## [TO DO]
Copy each line of the data below with the word "content".

## [DATA SECTION]
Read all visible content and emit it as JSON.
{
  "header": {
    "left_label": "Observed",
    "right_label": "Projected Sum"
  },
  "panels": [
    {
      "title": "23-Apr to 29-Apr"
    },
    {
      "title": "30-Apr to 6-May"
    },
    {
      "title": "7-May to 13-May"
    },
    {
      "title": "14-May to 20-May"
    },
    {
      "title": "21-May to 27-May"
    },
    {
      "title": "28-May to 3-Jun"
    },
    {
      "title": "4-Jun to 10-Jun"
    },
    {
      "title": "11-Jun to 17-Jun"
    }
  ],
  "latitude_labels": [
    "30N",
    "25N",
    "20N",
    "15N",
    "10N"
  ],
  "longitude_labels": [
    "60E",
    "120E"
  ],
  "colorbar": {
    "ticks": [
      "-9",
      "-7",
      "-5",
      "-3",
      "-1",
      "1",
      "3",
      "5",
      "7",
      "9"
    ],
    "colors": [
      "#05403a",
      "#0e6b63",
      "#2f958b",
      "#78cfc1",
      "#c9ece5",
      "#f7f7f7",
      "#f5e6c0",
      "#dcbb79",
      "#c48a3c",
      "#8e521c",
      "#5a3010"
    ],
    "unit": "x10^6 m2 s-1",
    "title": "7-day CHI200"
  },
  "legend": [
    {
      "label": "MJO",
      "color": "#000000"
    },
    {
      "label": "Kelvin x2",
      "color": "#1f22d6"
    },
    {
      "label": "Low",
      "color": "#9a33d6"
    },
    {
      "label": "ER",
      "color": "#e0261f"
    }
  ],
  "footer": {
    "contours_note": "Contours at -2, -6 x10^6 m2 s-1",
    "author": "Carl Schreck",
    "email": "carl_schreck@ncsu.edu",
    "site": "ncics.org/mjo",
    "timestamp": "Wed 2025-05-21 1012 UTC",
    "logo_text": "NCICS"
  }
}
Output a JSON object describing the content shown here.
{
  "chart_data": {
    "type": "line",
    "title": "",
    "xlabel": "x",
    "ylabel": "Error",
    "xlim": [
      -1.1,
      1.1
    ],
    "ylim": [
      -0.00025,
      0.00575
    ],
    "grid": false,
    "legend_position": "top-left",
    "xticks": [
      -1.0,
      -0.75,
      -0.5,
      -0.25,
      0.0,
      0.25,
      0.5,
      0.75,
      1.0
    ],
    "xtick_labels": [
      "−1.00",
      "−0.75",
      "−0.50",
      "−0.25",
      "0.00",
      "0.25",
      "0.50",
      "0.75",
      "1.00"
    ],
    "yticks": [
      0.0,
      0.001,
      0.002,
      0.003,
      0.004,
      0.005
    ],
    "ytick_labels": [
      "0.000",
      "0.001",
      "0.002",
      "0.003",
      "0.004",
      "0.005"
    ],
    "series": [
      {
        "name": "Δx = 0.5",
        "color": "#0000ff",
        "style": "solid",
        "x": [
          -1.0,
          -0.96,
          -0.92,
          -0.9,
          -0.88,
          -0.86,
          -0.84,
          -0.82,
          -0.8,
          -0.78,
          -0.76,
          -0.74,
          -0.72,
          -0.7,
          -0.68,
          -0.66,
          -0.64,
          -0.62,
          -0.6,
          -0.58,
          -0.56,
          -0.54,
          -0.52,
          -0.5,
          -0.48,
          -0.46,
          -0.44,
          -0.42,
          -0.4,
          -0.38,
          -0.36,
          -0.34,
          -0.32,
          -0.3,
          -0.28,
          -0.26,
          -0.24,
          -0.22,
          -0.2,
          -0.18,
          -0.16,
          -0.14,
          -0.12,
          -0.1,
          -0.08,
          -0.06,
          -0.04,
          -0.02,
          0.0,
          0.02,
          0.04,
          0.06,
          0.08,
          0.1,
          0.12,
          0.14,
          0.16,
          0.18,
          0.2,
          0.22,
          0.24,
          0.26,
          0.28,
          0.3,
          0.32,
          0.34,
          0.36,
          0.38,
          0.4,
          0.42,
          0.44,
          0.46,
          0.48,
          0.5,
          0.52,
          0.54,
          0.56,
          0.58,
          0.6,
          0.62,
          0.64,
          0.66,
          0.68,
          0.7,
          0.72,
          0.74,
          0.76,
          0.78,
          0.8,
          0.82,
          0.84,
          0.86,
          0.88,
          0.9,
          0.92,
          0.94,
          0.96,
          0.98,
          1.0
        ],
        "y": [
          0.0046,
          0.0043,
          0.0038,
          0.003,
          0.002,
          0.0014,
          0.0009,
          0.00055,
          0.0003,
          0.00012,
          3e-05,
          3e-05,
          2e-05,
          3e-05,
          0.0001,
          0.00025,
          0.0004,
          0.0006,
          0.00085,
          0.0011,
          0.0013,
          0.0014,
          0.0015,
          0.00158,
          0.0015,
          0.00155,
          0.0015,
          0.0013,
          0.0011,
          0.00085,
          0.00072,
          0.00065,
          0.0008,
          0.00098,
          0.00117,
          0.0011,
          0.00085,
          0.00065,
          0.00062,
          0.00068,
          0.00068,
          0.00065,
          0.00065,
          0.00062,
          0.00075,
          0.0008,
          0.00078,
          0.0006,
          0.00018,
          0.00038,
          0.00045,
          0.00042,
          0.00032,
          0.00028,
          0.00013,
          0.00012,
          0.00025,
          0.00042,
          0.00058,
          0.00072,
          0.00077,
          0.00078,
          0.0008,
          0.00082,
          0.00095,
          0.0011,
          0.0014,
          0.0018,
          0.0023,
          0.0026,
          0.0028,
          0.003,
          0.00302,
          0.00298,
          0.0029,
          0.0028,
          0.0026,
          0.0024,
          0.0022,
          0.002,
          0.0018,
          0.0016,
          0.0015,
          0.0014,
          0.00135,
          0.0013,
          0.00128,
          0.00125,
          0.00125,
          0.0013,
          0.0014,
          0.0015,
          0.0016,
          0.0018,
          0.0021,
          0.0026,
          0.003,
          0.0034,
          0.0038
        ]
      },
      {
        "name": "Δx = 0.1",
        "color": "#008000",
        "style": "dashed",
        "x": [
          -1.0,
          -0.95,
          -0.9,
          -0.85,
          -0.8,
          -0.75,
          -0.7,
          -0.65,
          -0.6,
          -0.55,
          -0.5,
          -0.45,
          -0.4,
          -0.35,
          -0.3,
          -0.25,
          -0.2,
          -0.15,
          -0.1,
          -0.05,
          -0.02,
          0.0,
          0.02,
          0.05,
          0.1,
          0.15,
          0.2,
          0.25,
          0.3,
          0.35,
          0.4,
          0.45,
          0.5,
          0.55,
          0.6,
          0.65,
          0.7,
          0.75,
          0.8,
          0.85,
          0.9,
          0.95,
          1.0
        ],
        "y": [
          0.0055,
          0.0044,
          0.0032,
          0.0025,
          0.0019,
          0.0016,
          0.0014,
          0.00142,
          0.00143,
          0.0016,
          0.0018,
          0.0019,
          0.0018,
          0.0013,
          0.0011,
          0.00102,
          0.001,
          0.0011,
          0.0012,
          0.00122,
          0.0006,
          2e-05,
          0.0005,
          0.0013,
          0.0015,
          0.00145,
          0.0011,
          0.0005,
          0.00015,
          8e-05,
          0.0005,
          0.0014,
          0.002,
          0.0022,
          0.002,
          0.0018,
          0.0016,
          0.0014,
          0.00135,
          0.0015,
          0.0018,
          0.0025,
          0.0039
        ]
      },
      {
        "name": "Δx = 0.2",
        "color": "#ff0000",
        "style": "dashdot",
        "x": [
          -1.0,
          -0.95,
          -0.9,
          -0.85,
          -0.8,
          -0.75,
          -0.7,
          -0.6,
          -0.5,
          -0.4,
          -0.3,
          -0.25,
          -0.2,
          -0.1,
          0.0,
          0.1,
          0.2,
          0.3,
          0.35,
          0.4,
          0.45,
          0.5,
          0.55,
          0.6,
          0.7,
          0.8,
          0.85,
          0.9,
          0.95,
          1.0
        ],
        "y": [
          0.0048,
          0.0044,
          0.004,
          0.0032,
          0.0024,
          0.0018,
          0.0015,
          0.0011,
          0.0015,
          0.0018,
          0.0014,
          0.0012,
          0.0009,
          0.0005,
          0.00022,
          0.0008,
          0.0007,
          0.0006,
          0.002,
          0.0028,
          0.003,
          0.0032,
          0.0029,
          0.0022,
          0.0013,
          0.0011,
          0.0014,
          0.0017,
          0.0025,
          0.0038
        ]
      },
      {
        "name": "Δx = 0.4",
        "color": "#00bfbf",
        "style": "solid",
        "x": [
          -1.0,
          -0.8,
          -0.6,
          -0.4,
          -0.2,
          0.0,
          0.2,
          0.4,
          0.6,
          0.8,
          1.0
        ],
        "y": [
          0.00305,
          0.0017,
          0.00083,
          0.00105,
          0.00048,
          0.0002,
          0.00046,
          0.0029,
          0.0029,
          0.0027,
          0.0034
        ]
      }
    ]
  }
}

## [RESULT OF THIS TASK]
Read all visible content and emit it as JSON.
Output a JSON object describing the content shown here.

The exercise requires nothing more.